Saved entries:

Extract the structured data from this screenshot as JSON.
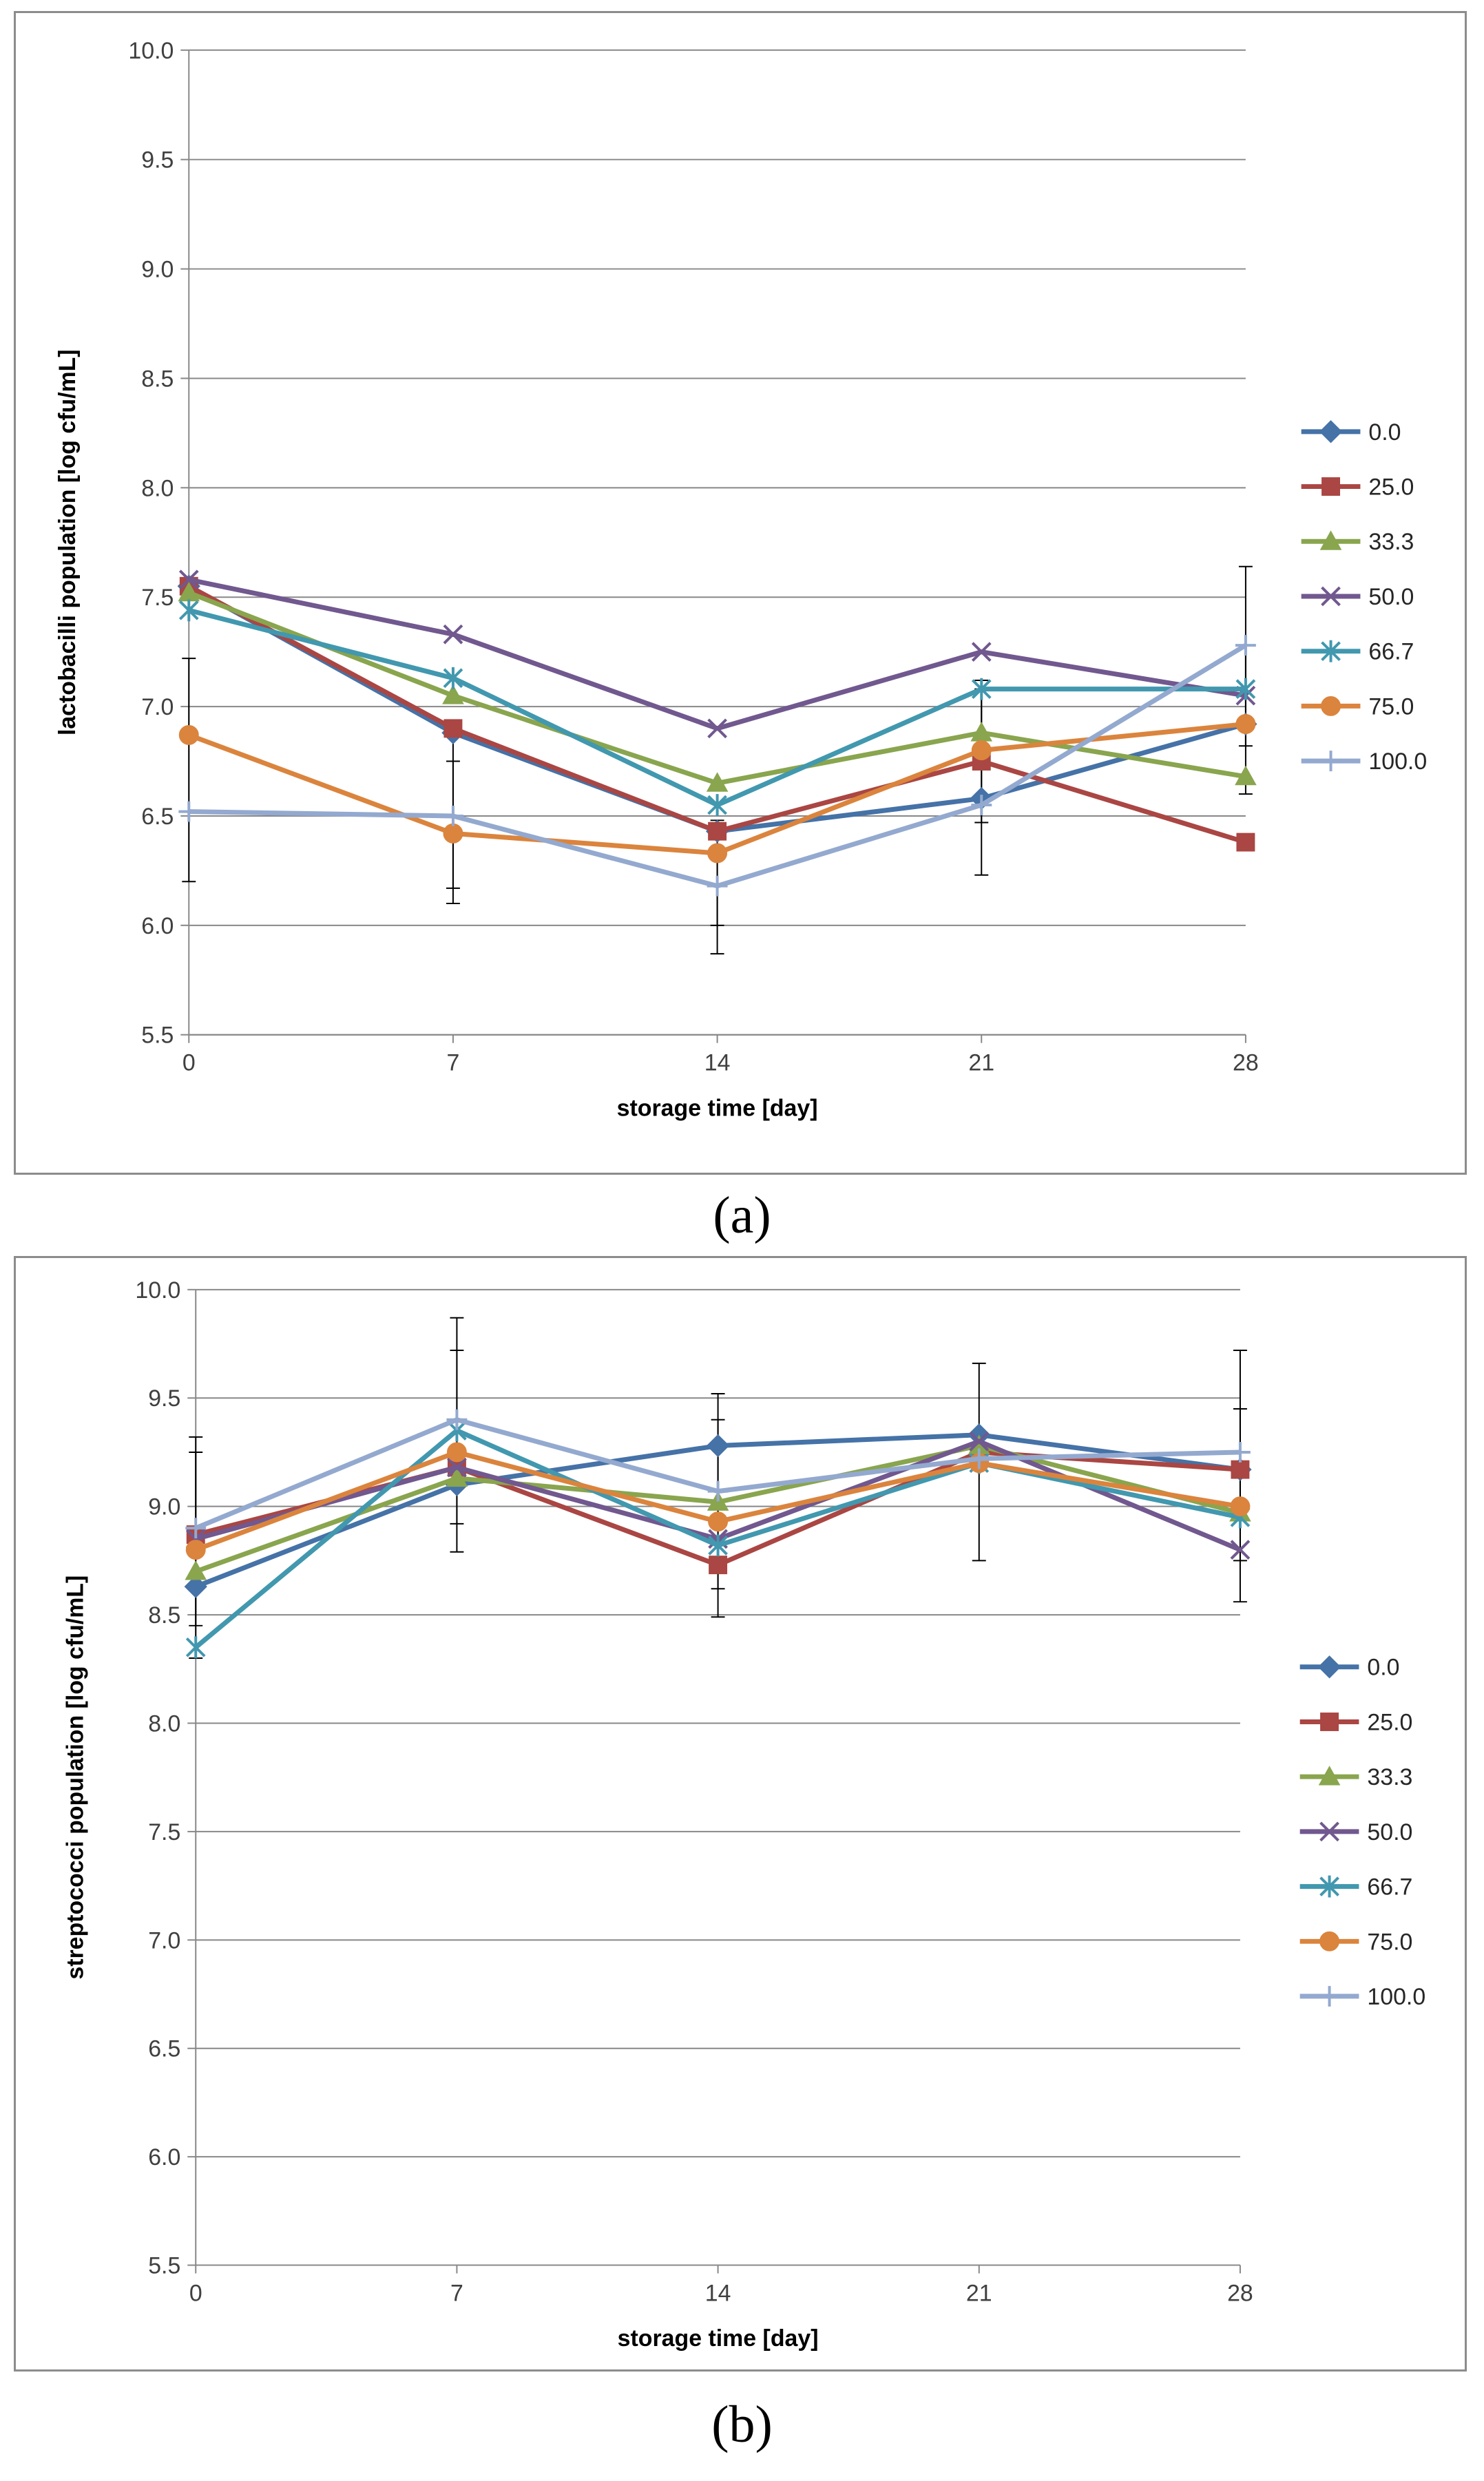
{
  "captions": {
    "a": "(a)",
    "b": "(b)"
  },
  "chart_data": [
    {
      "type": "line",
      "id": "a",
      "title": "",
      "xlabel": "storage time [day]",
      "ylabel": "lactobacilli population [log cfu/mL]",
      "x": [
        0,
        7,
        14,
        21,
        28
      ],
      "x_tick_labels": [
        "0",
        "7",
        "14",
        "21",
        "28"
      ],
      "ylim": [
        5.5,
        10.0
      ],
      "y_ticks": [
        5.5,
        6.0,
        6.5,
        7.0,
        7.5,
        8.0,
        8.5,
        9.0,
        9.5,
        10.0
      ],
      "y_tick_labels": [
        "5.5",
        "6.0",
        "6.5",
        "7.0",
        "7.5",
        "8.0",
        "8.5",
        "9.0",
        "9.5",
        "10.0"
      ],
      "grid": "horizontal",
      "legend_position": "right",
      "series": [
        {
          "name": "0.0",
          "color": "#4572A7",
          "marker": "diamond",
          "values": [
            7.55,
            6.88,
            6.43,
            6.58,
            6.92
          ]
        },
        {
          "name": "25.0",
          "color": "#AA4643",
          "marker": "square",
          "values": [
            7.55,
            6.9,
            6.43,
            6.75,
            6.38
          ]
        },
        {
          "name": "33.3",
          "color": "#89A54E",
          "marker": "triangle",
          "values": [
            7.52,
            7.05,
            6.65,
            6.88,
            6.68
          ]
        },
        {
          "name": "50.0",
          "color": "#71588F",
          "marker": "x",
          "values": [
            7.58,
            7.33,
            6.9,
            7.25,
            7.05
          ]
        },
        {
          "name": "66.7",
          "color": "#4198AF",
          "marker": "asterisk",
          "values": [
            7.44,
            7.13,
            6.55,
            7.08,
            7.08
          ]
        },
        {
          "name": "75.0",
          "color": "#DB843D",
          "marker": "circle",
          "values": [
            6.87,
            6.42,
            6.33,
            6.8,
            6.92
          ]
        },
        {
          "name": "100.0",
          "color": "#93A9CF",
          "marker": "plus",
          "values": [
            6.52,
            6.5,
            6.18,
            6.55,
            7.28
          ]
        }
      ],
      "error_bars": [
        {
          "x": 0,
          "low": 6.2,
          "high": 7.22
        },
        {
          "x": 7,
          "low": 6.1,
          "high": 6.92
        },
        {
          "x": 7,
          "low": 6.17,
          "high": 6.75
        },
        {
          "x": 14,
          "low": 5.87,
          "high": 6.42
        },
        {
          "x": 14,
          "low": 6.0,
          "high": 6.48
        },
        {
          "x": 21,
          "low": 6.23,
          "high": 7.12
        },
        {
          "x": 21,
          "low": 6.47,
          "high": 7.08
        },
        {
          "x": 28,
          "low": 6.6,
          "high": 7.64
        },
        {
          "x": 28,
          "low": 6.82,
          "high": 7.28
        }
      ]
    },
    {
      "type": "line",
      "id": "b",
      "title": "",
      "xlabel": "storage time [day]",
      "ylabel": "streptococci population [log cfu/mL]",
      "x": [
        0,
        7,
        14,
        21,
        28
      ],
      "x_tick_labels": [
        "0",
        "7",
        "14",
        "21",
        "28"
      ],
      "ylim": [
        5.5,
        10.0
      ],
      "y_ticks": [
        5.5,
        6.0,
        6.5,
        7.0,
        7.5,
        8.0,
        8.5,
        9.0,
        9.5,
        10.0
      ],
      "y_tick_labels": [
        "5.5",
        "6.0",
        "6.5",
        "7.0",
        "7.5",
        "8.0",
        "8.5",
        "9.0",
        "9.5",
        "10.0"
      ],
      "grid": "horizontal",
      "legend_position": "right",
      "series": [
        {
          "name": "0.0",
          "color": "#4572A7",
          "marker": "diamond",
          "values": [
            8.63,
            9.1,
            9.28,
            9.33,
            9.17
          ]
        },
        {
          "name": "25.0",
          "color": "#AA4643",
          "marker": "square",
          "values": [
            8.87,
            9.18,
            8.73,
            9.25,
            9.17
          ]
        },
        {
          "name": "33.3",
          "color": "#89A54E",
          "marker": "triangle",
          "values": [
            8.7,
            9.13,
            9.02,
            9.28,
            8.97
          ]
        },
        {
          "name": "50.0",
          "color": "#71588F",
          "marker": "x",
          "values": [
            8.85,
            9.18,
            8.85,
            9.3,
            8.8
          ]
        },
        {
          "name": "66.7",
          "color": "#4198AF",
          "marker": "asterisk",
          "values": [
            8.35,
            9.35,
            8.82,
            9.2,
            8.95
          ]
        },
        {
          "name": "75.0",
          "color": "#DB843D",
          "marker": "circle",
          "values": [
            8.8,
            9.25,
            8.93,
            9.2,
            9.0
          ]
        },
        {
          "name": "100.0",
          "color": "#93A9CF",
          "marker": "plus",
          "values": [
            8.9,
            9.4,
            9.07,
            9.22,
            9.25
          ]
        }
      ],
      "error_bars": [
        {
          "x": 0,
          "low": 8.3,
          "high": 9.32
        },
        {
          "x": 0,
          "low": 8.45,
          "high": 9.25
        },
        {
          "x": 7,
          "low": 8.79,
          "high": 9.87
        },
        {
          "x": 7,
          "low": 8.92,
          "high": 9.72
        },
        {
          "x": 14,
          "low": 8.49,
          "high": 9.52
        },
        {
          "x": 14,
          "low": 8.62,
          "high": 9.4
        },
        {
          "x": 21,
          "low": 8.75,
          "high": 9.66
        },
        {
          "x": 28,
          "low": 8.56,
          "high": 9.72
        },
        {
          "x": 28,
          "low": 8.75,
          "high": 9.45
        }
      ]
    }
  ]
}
--
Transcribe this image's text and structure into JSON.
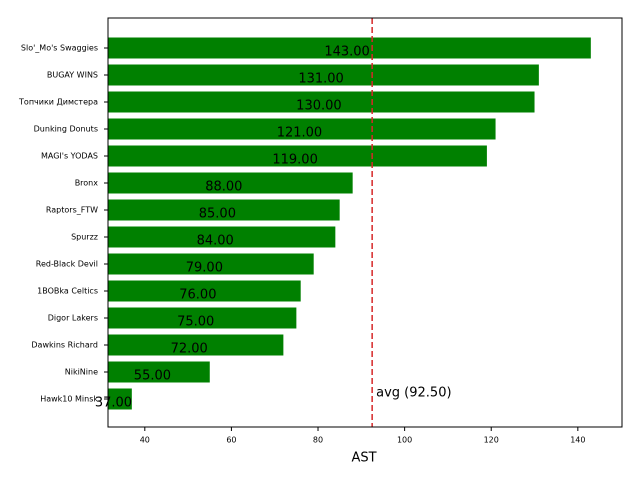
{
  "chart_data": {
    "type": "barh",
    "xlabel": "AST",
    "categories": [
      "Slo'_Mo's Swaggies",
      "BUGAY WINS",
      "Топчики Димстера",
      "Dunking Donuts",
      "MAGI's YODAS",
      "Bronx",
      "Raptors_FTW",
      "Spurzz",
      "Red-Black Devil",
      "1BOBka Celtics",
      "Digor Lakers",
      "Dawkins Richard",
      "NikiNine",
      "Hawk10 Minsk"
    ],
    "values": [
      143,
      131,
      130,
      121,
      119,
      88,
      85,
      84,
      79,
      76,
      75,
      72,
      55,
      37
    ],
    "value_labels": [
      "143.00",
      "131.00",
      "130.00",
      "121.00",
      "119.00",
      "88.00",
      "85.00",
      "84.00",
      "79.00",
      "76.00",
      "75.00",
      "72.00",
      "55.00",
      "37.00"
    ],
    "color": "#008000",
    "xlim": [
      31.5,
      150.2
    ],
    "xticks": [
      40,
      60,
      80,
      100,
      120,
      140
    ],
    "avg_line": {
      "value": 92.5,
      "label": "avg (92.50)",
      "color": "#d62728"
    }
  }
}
...
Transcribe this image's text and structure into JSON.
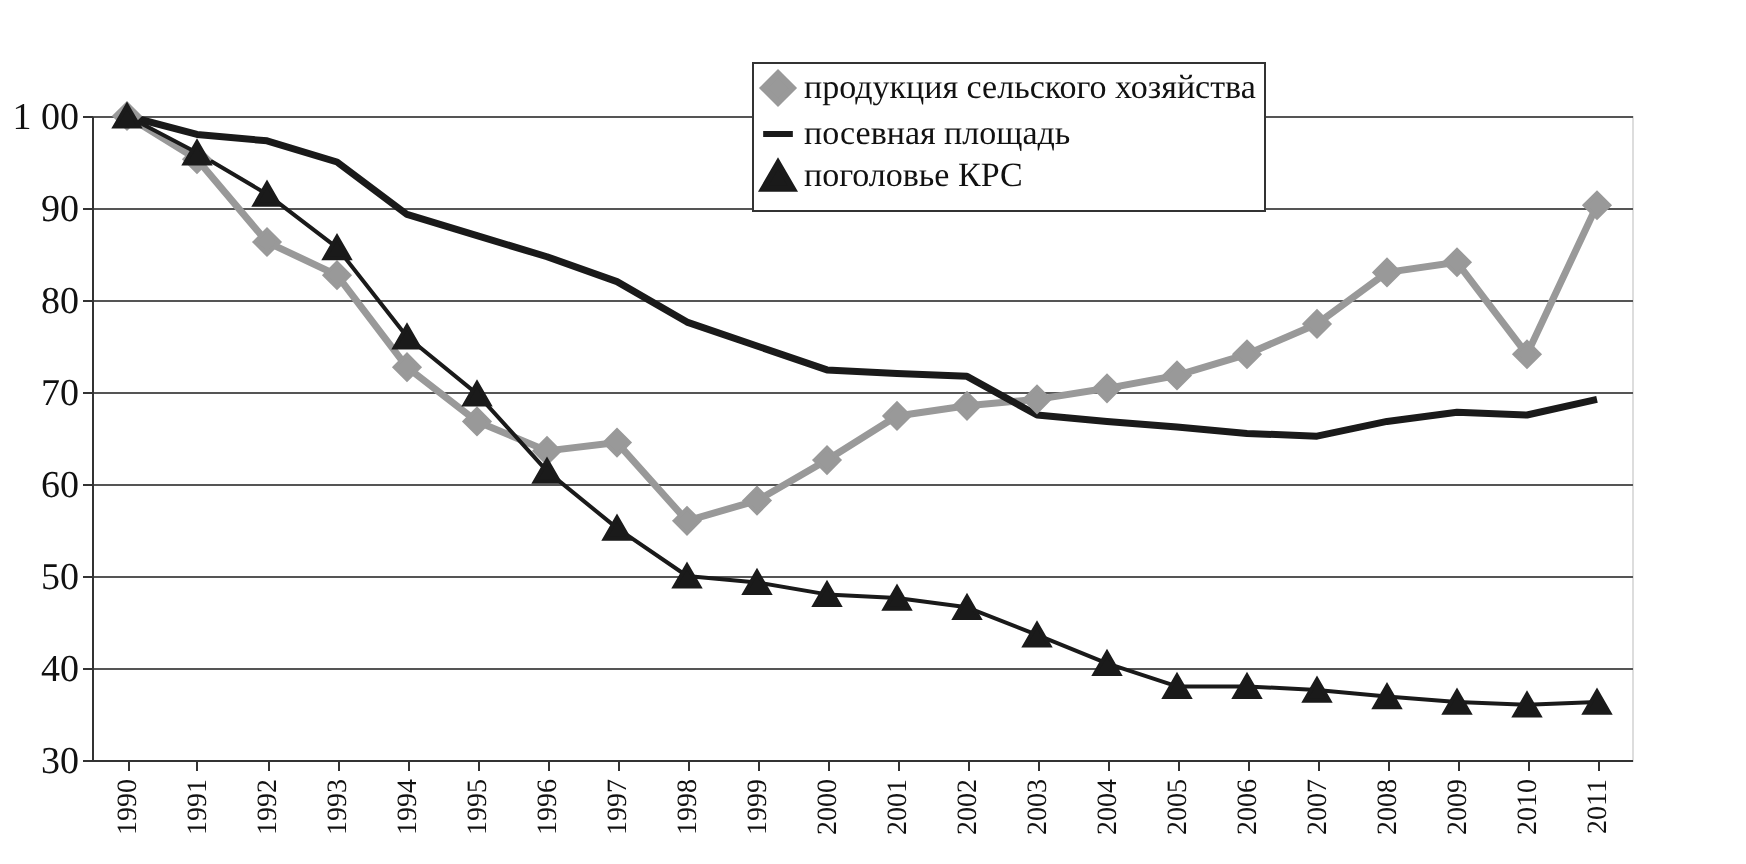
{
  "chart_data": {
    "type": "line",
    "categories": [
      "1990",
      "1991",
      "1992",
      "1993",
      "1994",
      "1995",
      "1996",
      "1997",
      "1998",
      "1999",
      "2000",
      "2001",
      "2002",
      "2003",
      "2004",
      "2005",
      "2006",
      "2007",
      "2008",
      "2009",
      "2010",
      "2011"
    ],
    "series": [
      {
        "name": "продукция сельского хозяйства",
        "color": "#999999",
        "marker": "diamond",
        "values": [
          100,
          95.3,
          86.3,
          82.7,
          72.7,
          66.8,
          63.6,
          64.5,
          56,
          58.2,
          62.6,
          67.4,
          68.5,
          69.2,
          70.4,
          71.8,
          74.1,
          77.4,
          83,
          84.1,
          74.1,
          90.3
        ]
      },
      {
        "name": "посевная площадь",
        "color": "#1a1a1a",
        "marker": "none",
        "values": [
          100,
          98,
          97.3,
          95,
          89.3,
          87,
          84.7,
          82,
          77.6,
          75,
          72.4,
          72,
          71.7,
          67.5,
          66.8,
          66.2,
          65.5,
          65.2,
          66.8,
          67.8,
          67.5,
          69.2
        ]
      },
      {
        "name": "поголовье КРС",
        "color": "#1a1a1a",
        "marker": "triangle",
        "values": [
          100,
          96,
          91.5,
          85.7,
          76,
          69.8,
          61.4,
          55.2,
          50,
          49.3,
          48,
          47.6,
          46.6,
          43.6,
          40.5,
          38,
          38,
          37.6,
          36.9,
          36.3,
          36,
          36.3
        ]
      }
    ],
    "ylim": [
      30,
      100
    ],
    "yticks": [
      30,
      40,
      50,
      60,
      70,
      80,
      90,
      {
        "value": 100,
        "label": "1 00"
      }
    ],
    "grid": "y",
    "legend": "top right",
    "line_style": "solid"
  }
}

GOAL: Select from the material above each line in which the string "ylabel" appears, and list those lines.

WORKED SOLUTION:
      "ylabel": "lactobacilli population [log cfu/mL]",
      "ylabel": "streptococci population [log cfu/mL]",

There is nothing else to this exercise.